[[ Selected extract, beginning ]]
Personalized Nanovaccines Enhance Lymph Node Accumulation and Reprogram the Tumor Microenvironment for Improved Photodynamic Immunotherapy

Tumor immunotherapy has emerged as an efficacious therapeutic approach that mobilizes the patient's immune system to achieve durable tumor suppression. Here, we design a photodynamic therapy-motivated nanovaccine (Dex-HDL/ALA-Fe₃O₄) co-delivering 5-aminolevulinic acid and Fe₃O₄ nanozyme that demonstrate a long-term durable immunotherapy strategy. After vaccination, the nanovaccine exhibits obvious tumor site accumulation, lymph node homing, and specific and memory antitumor immunity evocation. Upon laser irradiation, Dex-HDL/ALA-Fe₃O₄ effectively generates reactive oxygen species at the tumor site not only to induce the immunogenic cell death-cascade but also to trigger the on-demand release of full types of tumor antigens. Intriguingly, Fe₃O₄ nanozyme-catalyzed hydrogen peroxide generated oxygen for alleviating tumor hypoxia and modifying the inhibitory tumor microenvironment, thereby exhibiting remarkable potential as a sensitizer. The intravenous administration of nanovaccines in diverse preclinical cancer models has demonstrated remarkable tumor regression and inhibition of postoperative tumor recurrence and metastasis, thereby enabling personalized treatment strategies against highly heterogeneous tumors.
[[ Selected extract, end ]]
[[ Stored data, beginning ]]
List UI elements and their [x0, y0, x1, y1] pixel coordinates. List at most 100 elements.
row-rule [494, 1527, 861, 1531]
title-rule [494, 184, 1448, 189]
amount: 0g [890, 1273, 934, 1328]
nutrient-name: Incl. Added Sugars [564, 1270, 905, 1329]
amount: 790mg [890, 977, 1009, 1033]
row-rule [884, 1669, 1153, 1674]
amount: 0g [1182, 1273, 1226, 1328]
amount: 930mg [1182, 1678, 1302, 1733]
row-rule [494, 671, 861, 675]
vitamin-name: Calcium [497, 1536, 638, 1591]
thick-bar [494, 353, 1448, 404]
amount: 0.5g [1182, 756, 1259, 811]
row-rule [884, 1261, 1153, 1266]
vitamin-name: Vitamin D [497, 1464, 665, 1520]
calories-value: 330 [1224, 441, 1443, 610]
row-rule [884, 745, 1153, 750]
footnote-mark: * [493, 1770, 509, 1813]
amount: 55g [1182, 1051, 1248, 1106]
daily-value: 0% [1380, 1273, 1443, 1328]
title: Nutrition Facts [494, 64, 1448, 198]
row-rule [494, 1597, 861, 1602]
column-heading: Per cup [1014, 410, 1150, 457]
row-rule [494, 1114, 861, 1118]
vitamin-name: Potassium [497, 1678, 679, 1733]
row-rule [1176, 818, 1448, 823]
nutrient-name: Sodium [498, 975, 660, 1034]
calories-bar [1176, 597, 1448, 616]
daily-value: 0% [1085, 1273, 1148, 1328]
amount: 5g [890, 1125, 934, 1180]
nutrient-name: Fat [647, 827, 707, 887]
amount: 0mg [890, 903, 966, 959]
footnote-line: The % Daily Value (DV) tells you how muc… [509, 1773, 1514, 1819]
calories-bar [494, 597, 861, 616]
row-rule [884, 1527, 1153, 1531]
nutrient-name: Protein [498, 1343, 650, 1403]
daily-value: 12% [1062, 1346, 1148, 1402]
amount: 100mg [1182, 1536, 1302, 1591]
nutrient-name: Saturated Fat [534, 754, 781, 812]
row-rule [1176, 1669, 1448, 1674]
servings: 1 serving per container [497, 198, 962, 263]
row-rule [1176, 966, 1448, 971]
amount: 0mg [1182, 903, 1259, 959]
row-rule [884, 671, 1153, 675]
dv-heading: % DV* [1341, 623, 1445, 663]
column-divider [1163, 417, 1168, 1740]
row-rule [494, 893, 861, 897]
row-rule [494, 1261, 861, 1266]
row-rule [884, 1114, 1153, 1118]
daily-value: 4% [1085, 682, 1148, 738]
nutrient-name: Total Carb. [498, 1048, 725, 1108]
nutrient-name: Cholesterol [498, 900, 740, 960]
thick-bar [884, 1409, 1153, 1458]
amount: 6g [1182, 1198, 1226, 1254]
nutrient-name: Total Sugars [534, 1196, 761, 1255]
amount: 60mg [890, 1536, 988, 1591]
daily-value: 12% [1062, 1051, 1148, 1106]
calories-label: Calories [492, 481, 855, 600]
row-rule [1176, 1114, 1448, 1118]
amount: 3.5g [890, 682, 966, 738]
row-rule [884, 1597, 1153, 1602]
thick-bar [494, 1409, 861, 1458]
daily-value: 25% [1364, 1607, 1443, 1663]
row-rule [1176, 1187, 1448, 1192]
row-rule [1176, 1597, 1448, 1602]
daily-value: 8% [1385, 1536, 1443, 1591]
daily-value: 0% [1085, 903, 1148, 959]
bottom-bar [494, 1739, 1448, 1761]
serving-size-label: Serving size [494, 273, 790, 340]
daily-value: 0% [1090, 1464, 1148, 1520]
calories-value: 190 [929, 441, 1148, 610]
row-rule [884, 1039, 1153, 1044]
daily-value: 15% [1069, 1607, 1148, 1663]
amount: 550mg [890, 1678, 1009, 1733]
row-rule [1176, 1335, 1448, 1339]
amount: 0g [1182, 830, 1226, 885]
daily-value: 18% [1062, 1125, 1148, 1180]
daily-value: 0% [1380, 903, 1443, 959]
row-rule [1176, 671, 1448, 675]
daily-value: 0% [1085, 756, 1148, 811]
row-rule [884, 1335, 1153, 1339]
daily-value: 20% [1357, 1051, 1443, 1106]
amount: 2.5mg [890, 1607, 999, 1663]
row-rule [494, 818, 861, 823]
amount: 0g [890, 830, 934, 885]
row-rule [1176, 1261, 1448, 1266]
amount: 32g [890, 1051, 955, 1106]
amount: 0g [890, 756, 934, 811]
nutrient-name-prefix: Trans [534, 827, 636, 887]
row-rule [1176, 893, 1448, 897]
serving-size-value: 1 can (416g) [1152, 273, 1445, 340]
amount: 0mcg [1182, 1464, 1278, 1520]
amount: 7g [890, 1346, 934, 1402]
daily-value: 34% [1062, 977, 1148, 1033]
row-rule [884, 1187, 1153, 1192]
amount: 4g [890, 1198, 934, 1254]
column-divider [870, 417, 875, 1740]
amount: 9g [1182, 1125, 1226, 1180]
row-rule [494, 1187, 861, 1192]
[[ Stored data, end ]]
#### [Instructions to follow]
Please state which two components the Dex-HDL/ALA-Fe₃O₄ nanovaccine co-delivers, according to the nanovaccine abstract. The items have no connection to the nanovaccine abstract.

#### [Your response]
5-aminolevulinic acid and Fe₃O₄ nanozyme.